-- Dataset content start --
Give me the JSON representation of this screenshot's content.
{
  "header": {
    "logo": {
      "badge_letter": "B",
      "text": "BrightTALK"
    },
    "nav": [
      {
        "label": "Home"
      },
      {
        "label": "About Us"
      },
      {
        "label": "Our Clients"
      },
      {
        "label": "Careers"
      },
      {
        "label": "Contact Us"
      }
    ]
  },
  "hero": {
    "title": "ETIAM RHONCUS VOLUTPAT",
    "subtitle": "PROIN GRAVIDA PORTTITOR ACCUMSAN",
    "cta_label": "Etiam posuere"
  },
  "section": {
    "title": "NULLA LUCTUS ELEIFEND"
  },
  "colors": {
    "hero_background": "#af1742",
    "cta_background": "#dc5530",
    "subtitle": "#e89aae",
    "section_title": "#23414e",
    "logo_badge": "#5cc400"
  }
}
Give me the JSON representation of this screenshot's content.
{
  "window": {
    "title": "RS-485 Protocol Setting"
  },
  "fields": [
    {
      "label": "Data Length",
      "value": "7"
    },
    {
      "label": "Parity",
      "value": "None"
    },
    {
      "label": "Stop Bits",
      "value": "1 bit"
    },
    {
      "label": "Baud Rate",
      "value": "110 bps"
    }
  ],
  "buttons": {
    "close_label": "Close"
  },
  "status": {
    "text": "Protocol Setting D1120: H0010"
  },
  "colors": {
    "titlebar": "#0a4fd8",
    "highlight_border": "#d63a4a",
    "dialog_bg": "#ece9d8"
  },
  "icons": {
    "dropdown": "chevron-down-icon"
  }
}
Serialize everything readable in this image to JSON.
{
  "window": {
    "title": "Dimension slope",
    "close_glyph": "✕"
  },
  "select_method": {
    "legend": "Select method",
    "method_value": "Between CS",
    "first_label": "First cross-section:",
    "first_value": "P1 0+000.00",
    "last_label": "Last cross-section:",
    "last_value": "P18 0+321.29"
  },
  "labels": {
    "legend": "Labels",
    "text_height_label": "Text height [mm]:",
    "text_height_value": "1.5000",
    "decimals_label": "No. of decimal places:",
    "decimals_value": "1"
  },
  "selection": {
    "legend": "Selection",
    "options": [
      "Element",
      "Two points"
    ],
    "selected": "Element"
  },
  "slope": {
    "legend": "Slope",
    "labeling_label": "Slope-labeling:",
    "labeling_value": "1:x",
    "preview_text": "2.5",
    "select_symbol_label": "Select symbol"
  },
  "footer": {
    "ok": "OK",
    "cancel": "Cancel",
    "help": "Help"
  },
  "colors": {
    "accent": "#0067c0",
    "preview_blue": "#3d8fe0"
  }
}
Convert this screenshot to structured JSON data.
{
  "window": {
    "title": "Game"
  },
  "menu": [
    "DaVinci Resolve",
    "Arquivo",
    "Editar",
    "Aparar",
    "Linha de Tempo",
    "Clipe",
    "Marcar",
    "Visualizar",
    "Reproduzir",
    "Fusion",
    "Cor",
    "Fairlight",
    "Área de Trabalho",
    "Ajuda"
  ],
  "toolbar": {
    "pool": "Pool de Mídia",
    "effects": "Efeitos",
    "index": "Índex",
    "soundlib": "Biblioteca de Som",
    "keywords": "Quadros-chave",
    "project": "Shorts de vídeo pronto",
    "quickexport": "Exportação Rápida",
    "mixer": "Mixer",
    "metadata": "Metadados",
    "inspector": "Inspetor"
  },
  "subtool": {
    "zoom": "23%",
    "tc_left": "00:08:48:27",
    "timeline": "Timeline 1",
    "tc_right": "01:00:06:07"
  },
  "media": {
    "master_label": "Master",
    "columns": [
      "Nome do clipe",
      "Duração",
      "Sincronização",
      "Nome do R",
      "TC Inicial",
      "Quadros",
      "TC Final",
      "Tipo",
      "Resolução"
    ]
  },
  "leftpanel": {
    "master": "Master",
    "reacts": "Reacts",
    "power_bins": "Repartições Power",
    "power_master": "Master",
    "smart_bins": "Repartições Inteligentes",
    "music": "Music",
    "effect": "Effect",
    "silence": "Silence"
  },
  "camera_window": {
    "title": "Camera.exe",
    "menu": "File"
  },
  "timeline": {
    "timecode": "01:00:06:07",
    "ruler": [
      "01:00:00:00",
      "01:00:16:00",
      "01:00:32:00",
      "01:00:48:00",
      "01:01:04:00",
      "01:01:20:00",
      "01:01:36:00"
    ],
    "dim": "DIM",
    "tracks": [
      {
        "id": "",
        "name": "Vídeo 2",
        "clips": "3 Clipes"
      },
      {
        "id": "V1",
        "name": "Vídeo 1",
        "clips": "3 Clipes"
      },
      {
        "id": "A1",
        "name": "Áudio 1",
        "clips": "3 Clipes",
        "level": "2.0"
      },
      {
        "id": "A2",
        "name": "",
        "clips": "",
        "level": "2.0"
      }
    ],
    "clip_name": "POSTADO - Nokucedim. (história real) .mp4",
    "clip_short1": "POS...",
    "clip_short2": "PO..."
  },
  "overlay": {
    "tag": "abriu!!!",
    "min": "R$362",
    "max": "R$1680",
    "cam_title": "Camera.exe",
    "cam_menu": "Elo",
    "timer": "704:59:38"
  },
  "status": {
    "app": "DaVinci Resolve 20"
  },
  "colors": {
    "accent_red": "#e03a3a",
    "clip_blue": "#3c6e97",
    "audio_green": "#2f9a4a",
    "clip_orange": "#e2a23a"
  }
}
-- Dataset content end --
## Exercise directions
Only lines with the word "Setting" should be collected from the material.

## In response
    "title": "RS-485 Protocol Setting"
    "text": "Protocol Setting D1120: H0010"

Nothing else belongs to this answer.